(WHAT THIS TASK INVOLVES) Copy out the listing that follows exactly, dropping every picture.

[Chart and figure data]
-- START --

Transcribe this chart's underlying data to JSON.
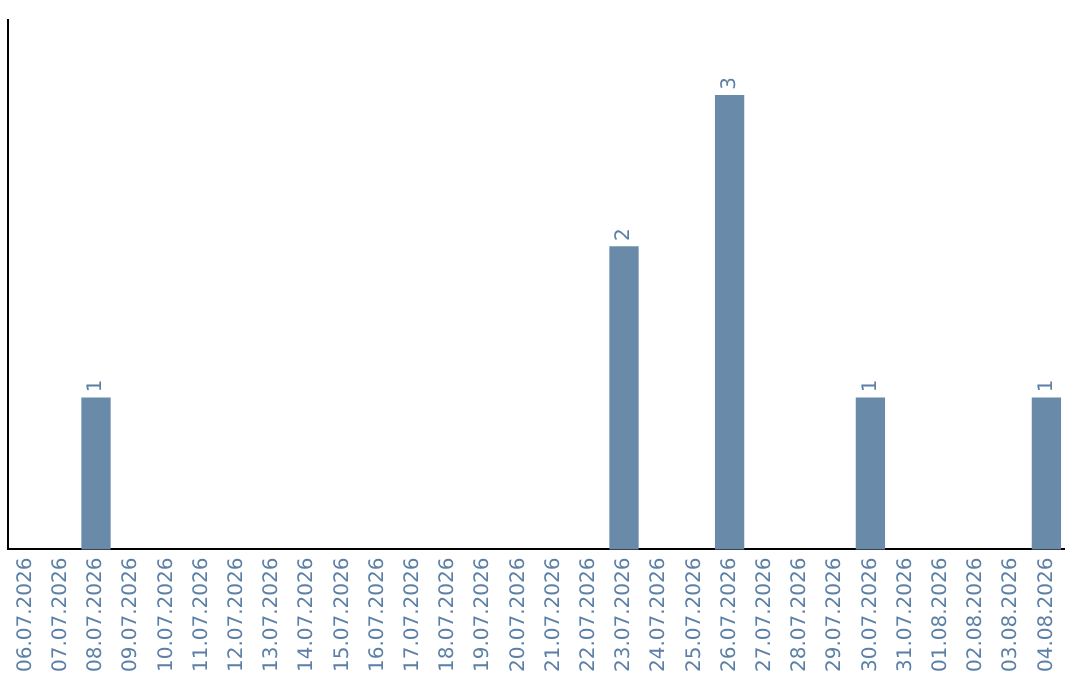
{
  "chart_data": {
    "type": "bar",
    "categories": [
      "06.07.2026",
      "07.07.2026",
      "08.07.2026",
      "09.07.2026",
      "10.07.2026",
      "11.07.2026",
      "12.07.2026",
      "13.07.2026",
      "14.07.2026",
      "15.07.2026",
      "16.07.2026",
      "17.07.2026",
      "18.07.2026",
      "19.07.2026",
      "20.07.2026",
      "21.07.2026",
      "22.07.2026",
      "23.07.2026",
      "24.07.2026",
      "25.07.2026",
      "26.07.2026",
      "27.07.2026",
      "28.07.2026",
      "29.07.2026",
      "30.07.2026",
      "31.07.2026",
      "01.08.2026",
      "02.08.2026",
      "03.08.2026",
      "04.08.2026"
    ],
    "values": [
      null,
      null,
      1,
      null,
      null,
      null,
      null,
      null,
      null,
      null,
      null,
      null,
      null,
      null,
      null,
      null,
      null,
      2,
      null,
      null,
      3,
      null,
      null,
      null,
      1,
      null,
      null,
      null,
      null,
      1
    ],
    "color": "#6a8aaa",
    "data_labels": true,
    "grid": false,
    "legend": false
  }
}
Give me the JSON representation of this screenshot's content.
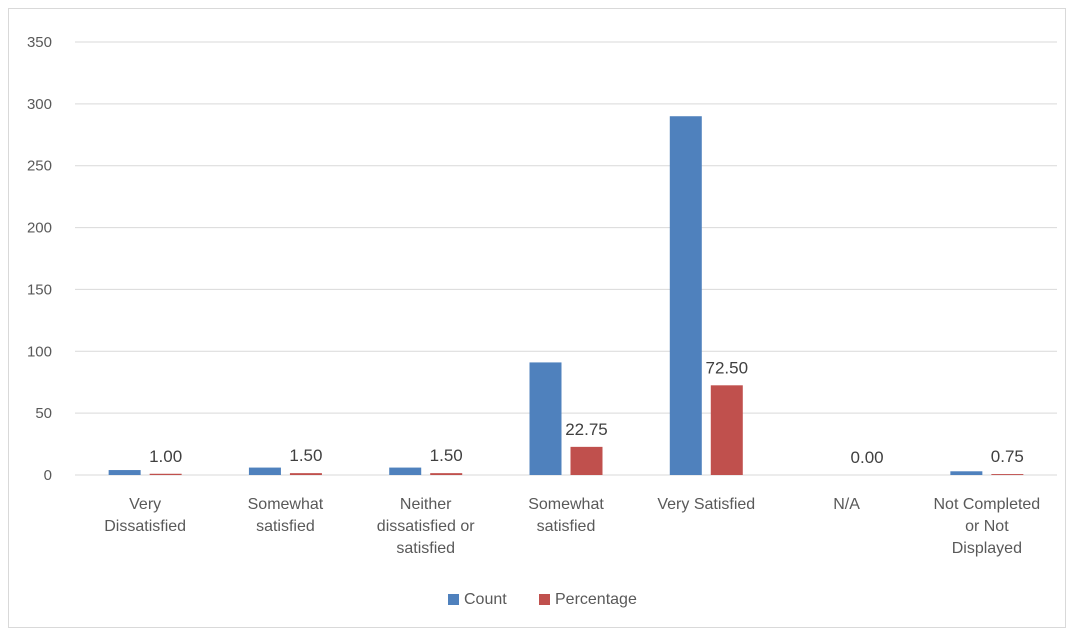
{
  "chart_data": {
    "type": "bar",
    "categories": [
      [
        "Very",
        "Dissatisfied"
      ],
      [
        "Somewhat",
        "satisfied"
      ],
      [
        "Neither",
        "dissatisfied or",
        "satisfied"
      ],
      [
        "Somewhat",
        "satisfied"
      ],
      [
        "Very Satisfied"
      ],
      [
        "N/A"
      ],
      [
        "Not Completed",
        "or Not",
        "Displayed"
      ]
    ],
    "series": [
      {
        "name": "Count",
        "color": "#4f81bd",
        "values": [
          4,
          6,
          6,
          91,
          290,
          0,
          3
        ]
      },
      {
        "name": "Percentage",
        "color": "#c0504d",
        "values": [
          1.0,
          1.5,
          1.5,
          22.75,
          72.5,
          0.0,
          0.75
        ],
        "data_labels": [
          "1.00",
          "1.50",
          "1.50",
          "22.75",
          "72.50",
          "0.00",
          "0.75"
        ]
      }
    ],
    "title": "",
    "xlabel": "",
    "ylabel": "",
    "ylim": [
      0,
      350
    ],
    "yticks": [
      0,
      50,
      100,
      150,
      200,
      250,
      300,
      350
    ],
    "grid": true,
    "legend": "bottom"
  }
}
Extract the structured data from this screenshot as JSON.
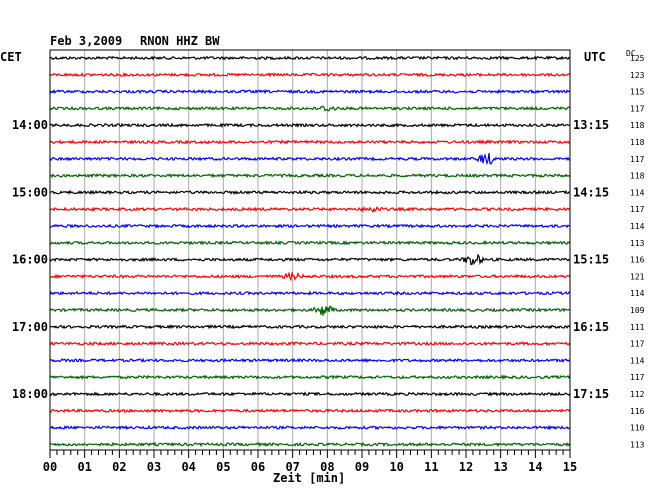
{
  "header": {
    "date": "Feb 3,2009",
    "station": "RNON HHZ BW",
    "left_zone": "CET",
    "right_zone": "UTC",
    "dc_label": "DC"
  },
  "chart_data": {
    "type": "line",
    "title": "Feb 3,2009   RNON HHZ BW",
    "xlabel": "Zeit [min]",
    "xlim": [
      0,
      15
    ],
    "x_ticks": [
      "00",
      "01",
      "02",
      "03",
      "04",
      "05",
      "06",
      "07",
      "08",
      "09",
      "10",
      "11",
      "12",
      "13",
      "14",
      "15"
    ],
    "grid": true,
    "series_colors": [
      "#000000",
      "#ff0000",
      "#0000ff",
      "#006400"
    ],
    "left_time_labels": [
      {
        "row": 4,
        "label": "14:00"
      },
      {
        "row": 8,
        "label": "15:00"
      },
      {
        "row": 12,
        "label": "16:00"
      },
      {
        "row": 16,
        "label": "17:00"
      },
      {
        "row": 20,
        "label": "18:00"
      }
    ],
    "right_time_labels": [
      {
        "row": 4,
        "label": "13:15"
      },
      {
        "row": 8,
        "label": "14:15"
      },
      {
        "row": 12,
        "label": "15:15"
      },
      {
        "row": 16,
        "label": "16:15"
      },
      {
        "row": 20,
        "label": "17:15"
      }
    ],
    "dc_offsets": [
      "125",
      "123",
      "115",
      "117",
      "118",
      "118",
      "117",
      "118",
      "114",
      "117",
      "114",
      "113",
      "116",
      "121",
      "114",
      "109",
      "111",
      "117",
      "114",
      "117",
      "112",
      "116",
      "110",
      "113"
    ],
    "traces": 24,
    "events": [
      {
        "row": 6,
        "minute": 12.6,
        "size": 6
      },
      {
        "row": 12,
        "minute": 12.2,
        "size": 6
      },
      {
        "row": 15,
        "minute": 7.9,
        "size": 6
      },
      {
        "row": 13,
        "minute": 7.0,
        "size": 3
      },
      {
        "row": 9,
        "minute": 9.3,
        "size": 2.5
      },
      {
        "row": 3,
        "minute": 8.0,
        "size": 2.5
      }
    ]
  }
}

-- END --

(ANSWER TO THIS TASK)
Transcribe this chart's underlying data to JSON.
{
  "chart_data": {
    "type": "bar",
    "categories": [
      "06.07.2026",
      "07.07.2026",
      "08.07.2026",
      "09.07.2026",
      "10.07.2026",
      "11.07.2026",
      "12.07.2026",
      "13.07.2026",
      "14.07.2026",
      "15.07.2026",
      "16.07.2026",
      "17.07.2026",
      "18.07.2026",
      "19.07.2026",
      "20.07.2026",
      "21.07.2026",
      "22.07.2026",
      "23.07.2026",
      "24.07.2026",
      "25.07.2026",
      "26.07.2026",
      "27.07.2026",
      "28.07.2026",
      "29.07.2026",
      "30.07.2026",
      "31.07.2026",
      "01.08.2026",
      "02.08.2026",
      "03.08.2026",
      "04.08.2026"
    ],
    "values": [
      null,
      null,
      1,
      null,
      null,
      null,
      null,
      null,
      null,
      null,
      null,
      null,
      null,
      null,
      null,
      null,
      null,
      2,
      null,
      null,
      3,
      null,
      null,
      null,
      1,
      null,
      null,
      null,
      null,
      1
    ],
    "color": "#6a8aaa",
    "data_labels": true,
    "grid": false,
    "legend": false
  }
}
Give me the JSON representation of this screenshot's content.
{
  "chart_data": {
    "type": "bar",
    "categories": [
      [
        "Very",
        "Dissatisfied"
      ],
      [
        "Somewhat",
        "satisfied"
      ],
      [
        "Neither",
        "dissatisfied or",
        "satisfied"
      ],
      [
        "Somewhat",
        "satisfied"
      ],
      [
        "Very Satisfied"
      ],
      [
        "N/A"
      ],
      [
        "Not Completed",
        "or Not",
        "Displayed"
      ]
    ],
    "series": [
      {
        "name": "Count",
        "color": "#4f81bd",
        "values": [
          4,
          6,
          6,
          91,
          290,
          0,
          3
        ]
      },
      {
        "name": "Percentage",
        "color": "#c0504d",
        "values": [
          1.0,
          1.5,
          1.5,
          22.75,
          72.5,
          0.0,
          0.75
        ],
        "data_labels": [
          "1.00",
          "1.50",
          "1.50",
          "22.75",
          "72.50",
          "0.00",
          "0.75"
        ]
      }
    ],
    "title": "",
    "xlabel": "",
    "ylabel": "",
    "ylim": [
      0,
      350
    ],
    "yticks": [
      0,
      50,
      100,
      150,
      200,
      250,
      300,
      350
    ],
    "grid": true,
    "legend": "bottom"
  }
}
Extract the structured data from this screenshot as JSON.
{
  "header": {
    "date": "Feb 3,2009",
    "station": "RNON HHZ BW",
    "left_zone": "CET",
    "right_zone": "UTC",
    "dc_label": "DC"
  },
  "chart_data": {
    "type": "line",
    "title": "Feb 3,2009   RNON HHZ BW",
    "xlabel": "Zeit [min]",
    "xlim": [
      0,
      15
    ],
    "x_ticks": [
      "00",
      "01",
      "02",
      "03",
      "04",
      "05",
      "06",
      "07",
      "08",
      "09",
      "10",
      "11",
      "12",
      "13",
      "14",
      "15"
    ],
    "grid": true,
    "series_colors": [
      "#000000",
      "#ff0000",
      "#0000ff",
      "#006400"
    ],
    "left_time_labels": [
      {
        "row": 4,
        "label": "14:00"
      },
      {
        "row": 8,
        "label": "15:00"
      },
      {
        "row": 12,
        "label": "16:00"
      },
      {
        "row": 16,
        "label": "17:00"
      },
      {
        "row": 20,
        "label": "18:00"
      }
    ],
    "right_time_labels": [
      {
        "row": 4,
        "label": "13:15"
      },
      {
        "row": 8,
        "label": "14:15"
      },
      {
        "row": 12,
        "label": "15:15"
      },
      {
        "row": 16,
        "label": "16:15"
      },
      {
        "row": 20,
        "label": "17:15"
      }
    ],
    "dc_offsets": [
      "125",
      "123",
      "115",
      "117",
      "118",
      "118",
      "117",
      "118",
      "114",
      "117",
      "114",
      "113",
      "116",
      "121",
      "114",
      "109",
      "111",
      "117",
      "114",
      "117",
      "112",
      "116",
      "110",
      "113"
    ],
    "traces": 24,
    "events": [
      {
        "row": 6,
        "minute": 12.6,
        "size": 6
      },
      {
        "row": 12,
        "minute": 12.2,
        "size": 6
      },
      {
        "row": 15,
        "minute": 7.9,
        "size": 6
      },
      {
        "row": 13,
        "minute": 7.0,
        "size": 3
      },
      {
        "row": 9,
        "minute": 9.3,
        "size": 2.5
      },
      {
        "row": 3,
        "minute": 8.0,
        "size": 2.5
      }
    ]
  }
}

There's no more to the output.